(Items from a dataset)
+ + +

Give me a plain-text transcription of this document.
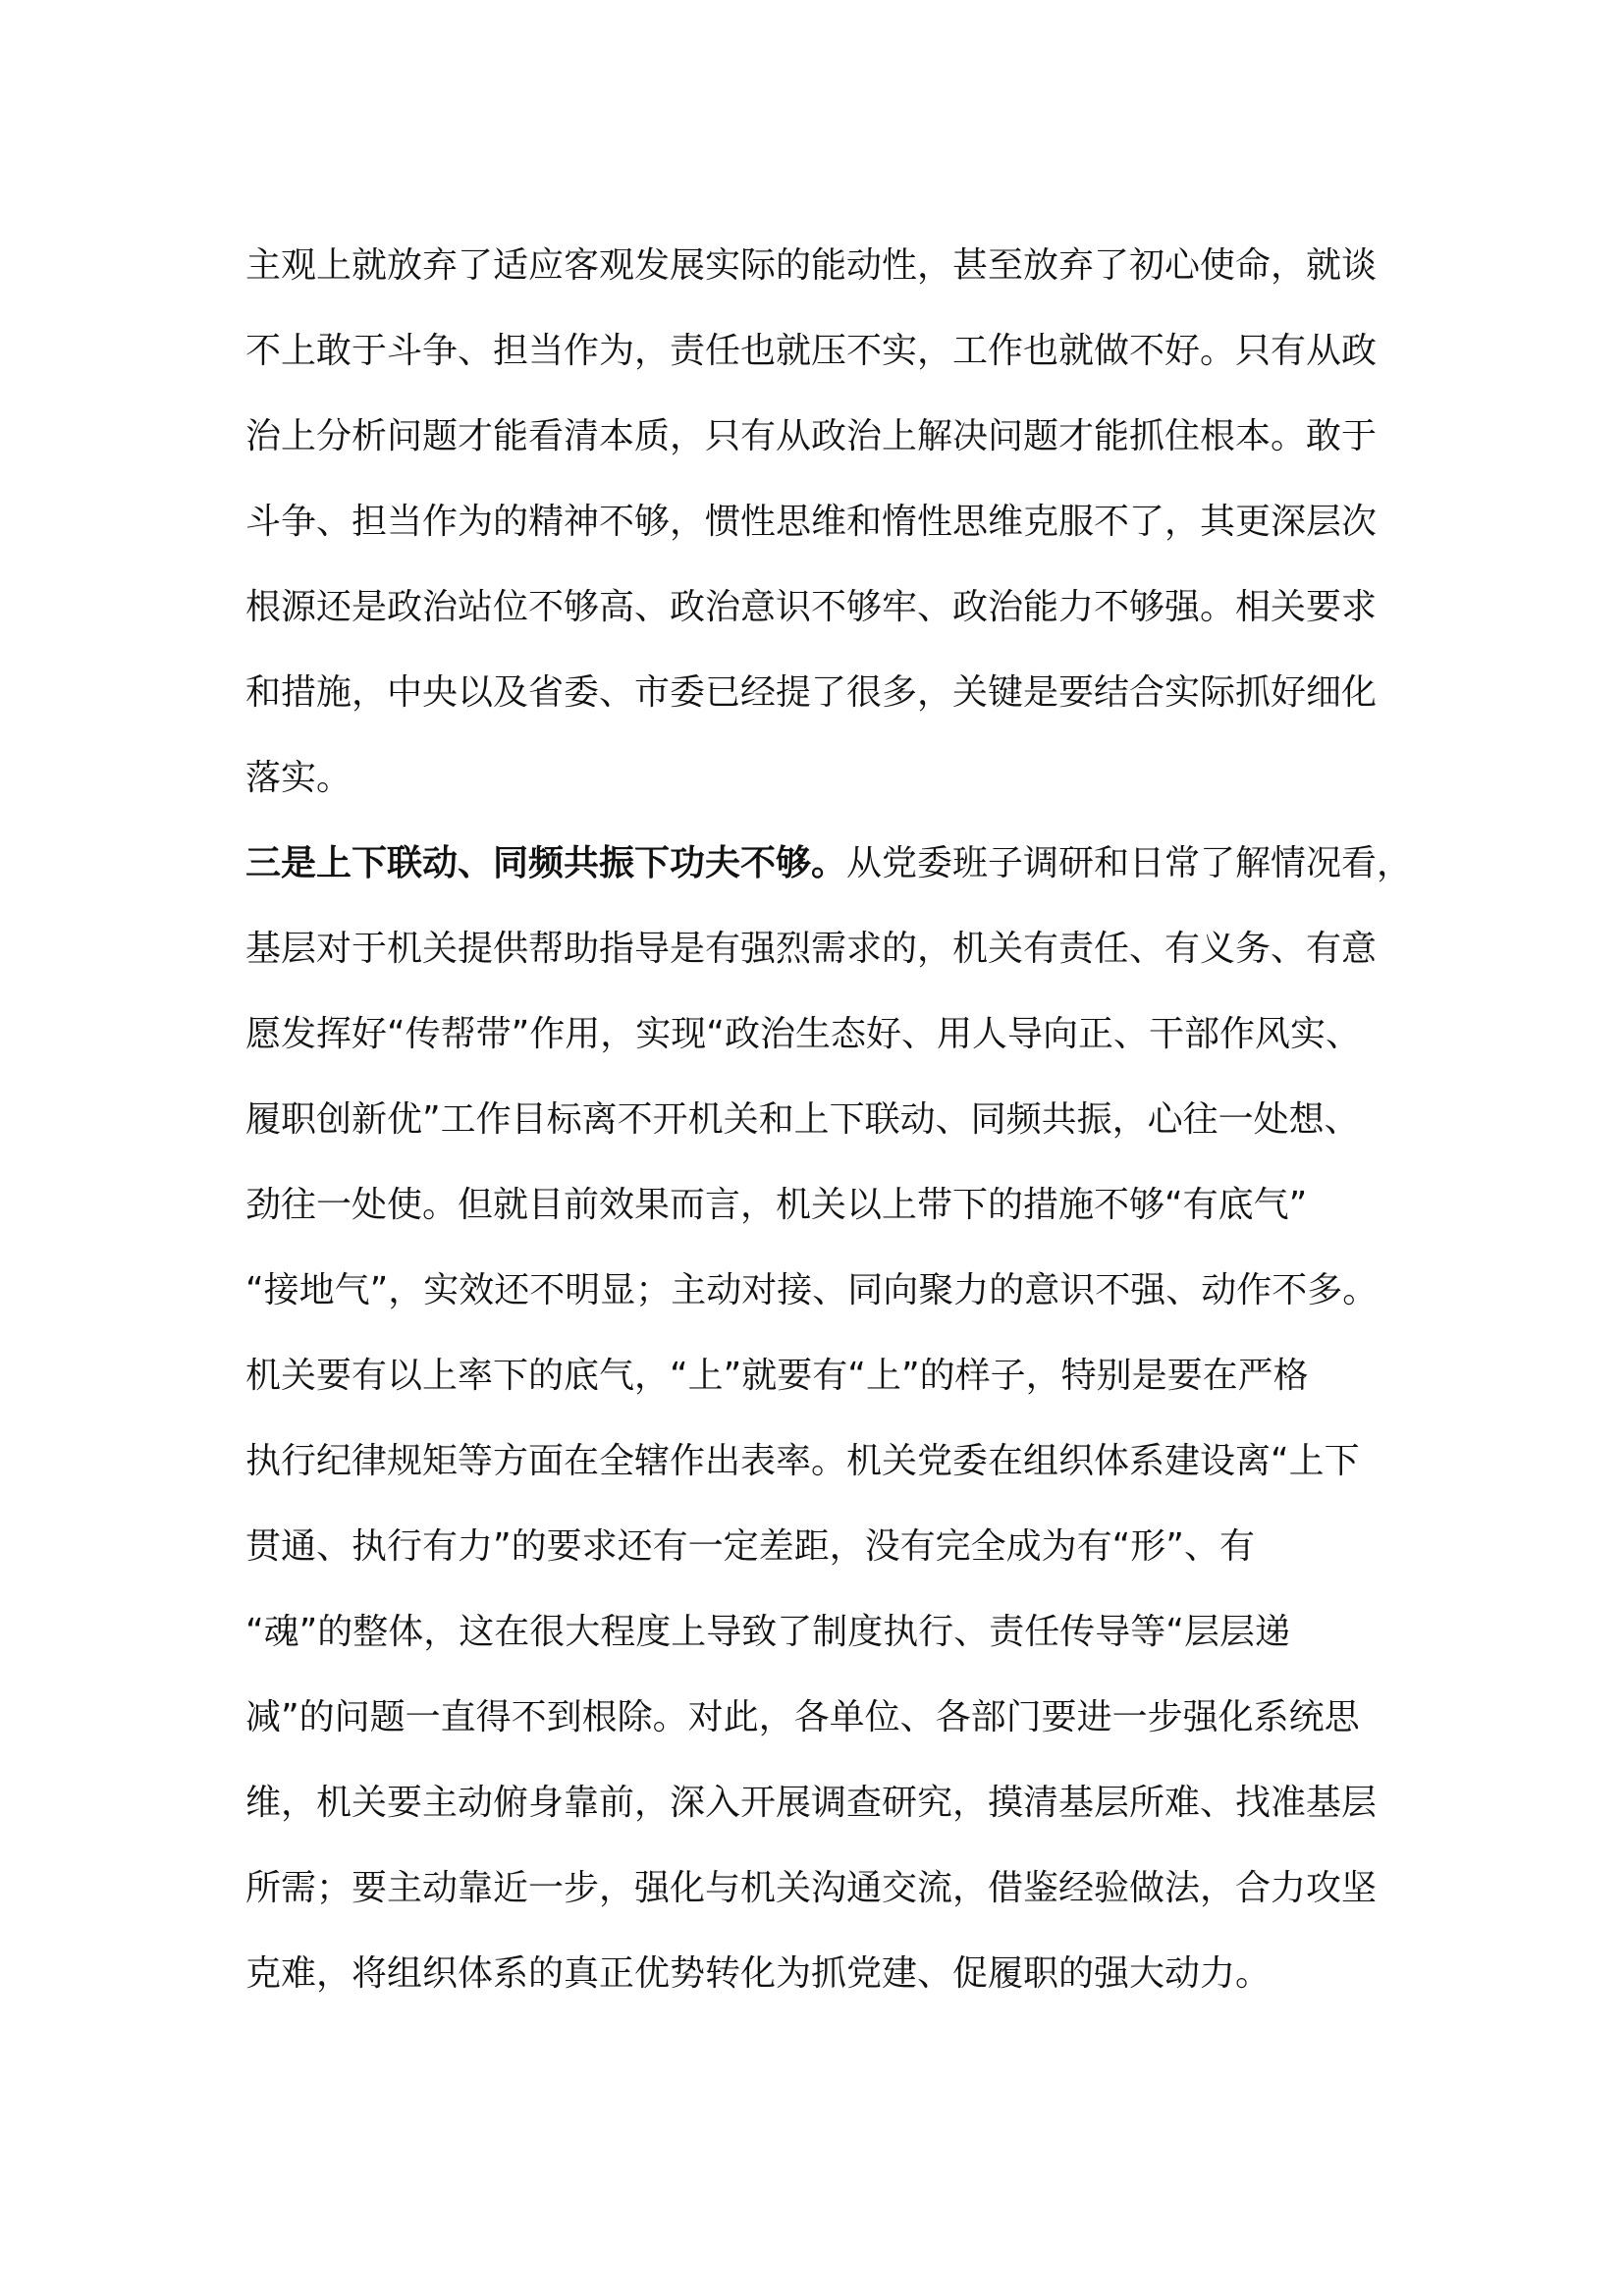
主观上就放弃了适应客观发展实际的能动性，甚至放弃了初心使命，就谈
不上敢于斗争、担当作为，责任也就压不实，工作也就做不好。只有从政
治上分析问题才能看清本质，只有从政治上解决问题才能抓住根本。敢于
斗争、担当作为的精神不够，惯性思维和惰性思维克服不了，其更深层次
根源还是政治站位不够高、政治意识不够牢、政治能力不够强。相关要求
和措施，中央以及省委、市委已经提了很多，关键是要结合实际抓好细化
落实。
三是上下联动、同频共振下功夫不够。从党委班子调研和日常了解情况看，
基层对于机关提供帮助指导是有强烈需求的，机关有责任、有义务、有意
愿发挥好“传帮带”作用，实现“政治生态好、用人导向正、干部作风实、
履职创新优”工作目标离不开机关和上下联动、同频共振，心往一处想、
劲往一处使。但就目前效果而言，机关以上带下的措施不够“有底气”
“接地气”，实效还不明显；主动对接、同向聚力的意识不强、动作不多。
机关要有以上率下的底气，“上”就要有“上”的样子，特别是要在严格
执行纪律规矩等方面在全辖作出表率。机关党委在组织体系建设离“上下
贯通、执行有力”的要求还有一定差距，没有完全成为有“形”、有
“魂”的整体，这在很大程度上导致了制度执行、责任传导等“层层递
减”的问题一直得不到根除。对此，各单位、各部门要进一步强化系统思
维，机关要主动俯身靠前，深入开展调查研究，摸清基层所难、找准基层
所需；要主动靠近一步，强化与机关沟通交流，借鉴经验做法，合力攻坚
克难，将组织体系的真正优势转化为抓党建、促履职的强大动力。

+ + +

Required work: Exactly reproduce the entries above, minus the pictures.

Response:
Give me a plain-text transcription of this document.
主观上就放弃了适应客观发展实际的能动性，甚至放弃了初心使命，就谈
不上敢于斗争、担当作为，责任也就压不实，工作也就做不好。只有从政
治上分析问题才能看清本质，只有从政治上解决问题才能抓住根本。敢于
斗争、担当作为的精神不够，惯性思维和惰性思维克服不了，其更深层次
根源还是政治站位不够高、政治意识不够牢、政治能力不够强。相关要求
和措施，中央以及省委、市委已经提了很多，关键是要结合实际抓好细化
落实。
三是上下联动、同频共振下功夫不够。从党委班子调研和日常了解情况看，
基层对于机关提供帮助指导是有强烈需求的，机关有责任、有义务、有意
愿发挥好“传帮带”作用，实现“政治生态好、用人导向正、干部作风实、
履职创新优”工作目标离不开机关和上下联动、同频共振，心往一处想、
劲往一处使。但就目前效果而言，机关以上带下的措施不够“有底气”
“接地气”，实效还不明显；主动对接、同向聚力的意识不强、动作不多。
机关要有以上率下的底气，“上”就要有“上”的样子，特别是要在严格
执行纪律规矩等方面在全辖作出表率。机关党委在组织体系建设离“上下
贯通、执行有力”的要求还有一定差距，没有完全成为有“形”、有
“魂”的整体，这在很大程度上导致了制度执行、责任传导等“层层递
减”的问题一直得不到根除。对此，各单位、各部门要进一步强化系统思
维，机关要主动俯身靠前，深入开展调查研究，摸清基层所难、找准基层
所需；要主动靠近一步，强化与机关沟通交流，借鉴经验做法，合力攻坚
克难，将组织体系的真正优势转化为抓党建、促履职的强大动力。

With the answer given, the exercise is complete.